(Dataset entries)
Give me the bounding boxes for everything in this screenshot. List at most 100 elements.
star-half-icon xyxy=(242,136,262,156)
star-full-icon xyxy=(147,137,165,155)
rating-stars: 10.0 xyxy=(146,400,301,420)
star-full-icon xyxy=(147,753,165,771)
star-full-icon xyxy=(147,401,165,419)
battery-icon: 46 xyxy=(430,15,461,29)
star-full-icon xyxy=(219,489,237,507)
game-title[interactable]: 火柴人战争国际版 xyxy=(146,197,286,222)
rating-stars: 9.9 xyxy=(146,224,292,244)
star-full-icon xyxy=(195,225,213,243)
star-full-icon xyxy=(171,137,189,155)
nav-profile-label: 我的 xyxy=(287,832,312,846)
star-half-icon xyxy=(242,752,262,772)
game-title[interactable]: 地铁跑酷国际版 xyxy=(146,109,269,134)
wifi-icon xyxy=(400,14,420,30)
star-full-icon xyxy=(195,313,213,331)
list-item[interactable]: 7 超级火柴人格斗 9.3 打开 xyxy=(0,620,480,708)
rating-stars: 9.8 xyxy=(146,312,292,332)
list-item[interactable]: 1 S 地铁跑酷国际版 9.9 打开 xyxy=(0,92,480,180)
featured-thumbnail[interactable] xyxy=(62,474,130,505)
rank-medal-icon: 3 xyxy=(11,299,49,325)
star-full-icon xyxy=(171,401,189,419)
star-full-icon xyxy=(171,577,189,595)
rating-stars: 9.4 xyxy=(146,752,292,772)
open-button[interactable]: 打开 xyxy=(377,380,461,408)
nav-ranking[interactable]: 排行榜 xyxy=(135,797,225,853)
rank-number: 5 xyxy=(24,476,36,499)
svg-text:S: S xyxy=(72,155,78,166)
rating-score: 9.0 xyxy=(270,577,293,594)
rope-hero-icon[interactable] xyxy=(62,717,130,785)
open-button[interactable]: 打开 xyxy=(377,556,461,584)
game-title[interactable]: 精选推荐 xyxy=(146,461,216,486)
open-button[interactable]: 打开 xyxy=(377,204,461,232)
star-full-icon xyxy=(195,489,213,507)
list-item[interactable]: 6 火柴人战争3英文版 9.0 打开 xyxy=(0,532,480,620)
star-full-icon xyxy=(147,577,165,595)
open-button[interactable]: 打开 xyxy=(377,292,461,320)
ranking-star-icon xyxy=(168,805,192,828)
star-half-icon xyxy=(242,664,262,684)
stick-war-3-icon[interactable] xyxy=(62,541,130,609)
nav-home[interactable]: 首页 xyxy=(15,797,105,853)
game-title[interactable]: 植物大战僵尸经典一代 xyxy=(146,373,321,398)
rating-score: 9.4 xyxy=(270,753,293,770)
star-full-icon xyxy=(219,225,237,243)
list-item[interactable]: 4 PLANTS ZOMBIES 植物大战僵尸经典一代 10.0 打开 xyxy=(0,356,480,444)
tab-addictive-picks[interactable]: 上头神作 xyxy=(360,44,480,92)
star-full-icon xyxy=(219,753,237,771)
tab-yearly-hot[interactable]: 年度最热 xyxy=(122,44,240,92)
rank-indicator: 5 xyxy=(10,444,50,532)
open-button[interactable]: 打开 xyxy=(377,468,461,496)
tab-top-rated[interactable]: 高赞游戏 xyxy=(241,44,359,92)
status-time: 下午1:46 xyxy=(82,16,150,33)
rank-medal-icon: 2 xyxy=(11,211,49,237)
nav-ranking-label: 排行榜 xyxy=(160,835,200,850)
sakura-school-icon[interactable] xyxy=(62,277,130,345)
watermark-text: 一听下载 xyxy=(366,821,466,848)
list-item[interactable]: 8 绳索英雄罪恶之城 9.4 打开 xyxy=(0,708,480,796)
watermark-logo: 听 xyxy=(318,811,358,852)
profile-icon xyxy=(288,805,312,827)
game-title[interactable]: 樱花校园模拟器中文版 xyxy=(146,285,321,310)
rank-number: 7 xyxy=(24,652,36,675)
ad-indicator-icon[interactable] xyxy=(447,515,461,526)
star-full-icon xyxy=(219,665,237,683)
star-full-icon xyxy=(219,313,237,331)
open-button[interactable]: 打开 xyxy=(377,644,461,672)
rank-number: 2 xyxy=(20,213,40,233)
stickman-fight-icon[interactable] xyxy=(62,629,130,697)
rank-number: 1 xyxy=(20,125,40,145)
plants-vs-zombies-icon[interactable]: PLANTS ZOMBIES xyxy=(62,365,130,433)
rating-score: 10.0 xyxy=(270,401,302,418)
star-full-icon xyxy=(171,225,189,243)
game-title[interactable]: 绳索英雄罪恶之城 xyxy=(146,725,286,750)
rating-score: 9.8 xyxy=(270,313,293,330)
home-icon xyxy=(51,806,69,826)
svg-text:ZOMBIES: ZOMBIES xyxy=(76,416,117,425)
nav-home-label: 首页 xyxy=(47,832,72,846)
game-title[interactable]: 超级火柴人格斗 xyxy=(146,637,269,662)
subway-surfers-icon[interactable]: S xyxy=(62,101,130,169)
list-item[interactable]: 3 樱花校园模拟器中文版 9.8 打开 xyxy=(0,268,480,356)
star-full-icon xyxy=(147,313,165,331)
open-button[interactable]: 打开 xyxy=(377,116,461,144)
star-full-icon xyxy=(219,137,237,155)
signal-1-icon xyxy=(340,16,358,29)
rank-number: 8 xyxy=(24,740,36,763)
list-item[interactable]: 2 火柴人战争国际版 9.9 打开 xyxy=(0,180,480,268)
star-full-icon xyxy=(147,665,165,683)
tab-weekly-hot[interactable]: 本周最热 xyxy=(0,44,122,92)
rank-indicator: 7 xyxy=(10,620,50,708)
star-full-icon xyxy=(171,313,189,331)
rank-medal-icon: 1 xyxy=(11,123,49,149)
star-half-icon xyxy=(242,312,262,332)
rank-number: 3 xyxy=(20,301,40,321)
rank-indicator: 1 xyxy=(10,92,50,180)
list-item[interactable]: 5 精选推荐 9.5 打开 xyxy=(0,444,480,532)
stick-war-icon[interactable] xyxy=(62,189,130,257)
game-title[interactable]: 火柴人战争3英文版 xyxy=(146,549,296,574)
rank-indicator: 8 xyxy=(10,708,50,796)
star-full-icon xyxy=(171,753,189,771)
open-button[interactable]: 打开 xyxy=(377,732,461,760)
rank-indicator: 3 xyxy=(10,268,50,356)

• OBJECTIVE
Reproduce every one of the lines above verbatim, with nothing changed.

• COMPLETE RESPONSE
Give me the bounding boxes for everything in this screenshot. List at most 100 elements.
star-half-icon xyxy=(242,136,262,156)
star-full-icon xyxy=(147,137,165,155)
rating-stars: 10.0 xyxy=(146,400,301,420)
star-full-icon xyxy=(147,753,165,771)
star-full-icon xyxy=(147,401,165,419)
battery-icon: 46 xyxy=(430,15,461,29)
star-full-icon xyxy=(219,489,237,507)
game-title[interactable]: 火柴人战争国际版 xyxy=(146,197,286,222)
rating-stars: 9.9 xyxy=(146,224,292,244)
star-full-icon xyxy=(195,225,213,243)
star-full-icon xyxy=(171,137,189,155)
nav-profile-label: 我的 xyxy=(287,832,312,846)
star-half-icon xyxy=(242,752,262,772)
game-title[interactable]: 地铁跑酷国际版 xyxy=(146,109,269,134)
wifi-icon xyxy=(400,14,420,30)
star-full-icon xyxy=(195,313,213,331)
list-item[interactable]: 7 超级火柴人格斗 9.3 打开 xyxy=(0,620,480,708)
rating-stars: 9.8 xyxy=(146,312,292,332)
list-item[interactable]: 1 S 地铁跑酷国际版 9.9 打开 xyxy=(0,92,480,180)
featured-thumbnail[interactable] xyxy=(62,474,130,505)
rank-medal-icon: 3 xyxy=(11,299,49,325)
star-full-icon xyxy=(171,401,189,419)
star-full-icon xyxy=(171,577,189,595)
rating-stars: 9.4 xyxy=(146,752,292,772)
open-button[interactable]: 打开 xyxy=(377,380,461,408)
nav-ranking[interactable]: 排行榜 xyxy=(135,797,225,853)
rank-number: 5 xyxy=(24,476,36,499)
svg-text:S: S xyxy=(72,155,78,166)
rating-score: 9.0 xyxy=(270,577,293,594)
rope-hero-icon[interactable] xyxy=(62,717,130,785)
open-button[interactable]: 打开 xyxy=(377,556,461,584)
game-title[interactable]: 精选推荐 xyxy=(146,461,216,486)
open-button[interactable]: 打开 xyxy=(377,204,461,232)
star-full-icon xyxy=(195,489,213,507)
list-item[interactable]: 6 火柴人战争3英文版 9.0 打开 xyxy=(0,532,480,620)
star-full-icon xyxy=(147,577,165,595)
open-button[interactable]: 打开 xyxy=(377,292,461,320)
ranking-star-icon xyxy=(168,805,192,828)
star-half-icon xyxy=(242,664,262,684)
stick-war-3-icon[interactable] xyxy=(62,541,130,609)
nav-home[interactable]: 首页 xyxy=(15,797,105,853)
game-title[interactable]: 植物大战僵尸经典一代 xyxy=(146,373,321,398)
rating-score: 9.4 xyxy=(270,753,293,770)
star-full-icon xyxy=(219,225,237,243)
list-item[interactable]: 4 PLANTS ZOMBIES 植物大战僵尸经典一代 10.0 打开 xyxy=(0,356,480,444)
tab-addictive-picks[interactable]: 上头神作 xyxy=(360,44,480,92)
star-full-icon xyxy=(219,753,237,771)
tab-yearly-hot[interactable]: 年度最热 xyxy=(122,44,240,92)
rank-indicator: 5 xyxy=(10,444,50,532)
open-button[interactable]: 打开 xyxy=(377,468,461,496)
tab-top-rated[interactable]: 高赞游戏 xyxy=(241,44,359,92)
status-time: 下午1:46 xyxy=(82,16,150,33)
rank-medal-icon: 2 xyxy=(11,211,49,237)
nav-ranking-label: 排行榜 xyxy=(160,835,200,850)
sakura-school-icon[interactable] xyxy=(62,277,130,345)
watermark-text: 一听下载 xyxy=(366,821,466,848)
list-item[interactable]: 8 绳索英雄罪恶之城 9.4 打开 xyxy=(0,708,480,796)
watermark-logo: 听 xyxy=(318,811,358,852)
profile-icon xyxy=(288,805,312,827)
game-title[interactable]: 樱花校园模拟器中文版 xyxy=(146,285,321,310)
rank-number: 7 xyxy=(24,652,36,675)
ad-indicator-icon[interactable] xyxy=(447,515,461,526)
star-full-icon xyxy=(219,665,237,683)
star-full-icon xyxy=(219,313,237,331)
open-button[interactable]: 打开 xyxy=(377,644,461,672)
rank-number: 2 xyxy=(20,213,40,233)
stickman-fight-icon[interactable] xyxy=(62,629,130,697)
rank-number: 1 xyxy=(20,125,40,145)
plants-vs-zombies-icon[interactable]: PLANTS ZOMBIES xyxy=(62,365,130,433)
rating-score: 10.0 xyxy=(270,401,302,418)
star-full-icon xyxy=(171,225,189,243)
game-title[interactable]: 绳索英雄罪恶之城 xyxy=(146,725,286,750)
rating-score: 9.8 xyxy=(270,313,293,330)
home-icon xyxy=(51,806,69,826)
svg-text:ZOMBIES: ZOMBIES xyxy=(76,416,117,425)
nav-home-label: 首页 xyxy=(47,832,72,846)
game-title[interactable]: 超级火柴人格斗 xyxy=(146,637,269,662)
subway-surfers-icon[interactable]: S xyxy=(62,101,130,169)
list-item[interactable]: 3 樱花校园模拟器中文版 9.8 打开 xyxy=(0,268,480,356)
star-full-icon xyxy=(147,313,165,331)
open-button[interactable]: 打开 xyxy=(377,116,461,144)
star-full-icon xyxy=(219,137,237,155)
signal-1-icon xyxy=(340,16,358,29)
rank-number: 8 xyxy=(24,740,36,763)
list-item[interactable]: 2 火柴人战争国际版 9.9 打开 xyxy=(0,180,480,268)
star-full-icon xyxy=(147,665,165,683)
tab-weekly-hot[interactable]: 本周最热 xyxy=(0,44,122,92)
rank-indicator: 7 xyxy=(10,620,50,708)
star-full-icon xyxy=(171,313,189,331)
rank-medal-icon: 1 xyxy=(11,123,49,149)
star-half-icon xyxy=(242,312,262,332)
rank-number: 3 xyxy=(20,301,40,321)
rank-indicator: 1 xyxy=(10,92,50,180)
list-item[interactable]: 5 精选推荐 9.5 打开 xyxy=(0,444,480,532)
stick-war-icon[interactable] xyxy=(62,189,130,257)
game-title[interactable]: 火柴人战争3英文版 xyxy=(146,549,296,574)
rank-indicator: 8 xyxy=(10,708,50,796)
star-full-icon xyxy=(171,753,189,771)
open-button[interactable]: 打开 xyxy=(377,732,461,760)
rank-indicator: 3 xyxy=(10,268,50,356)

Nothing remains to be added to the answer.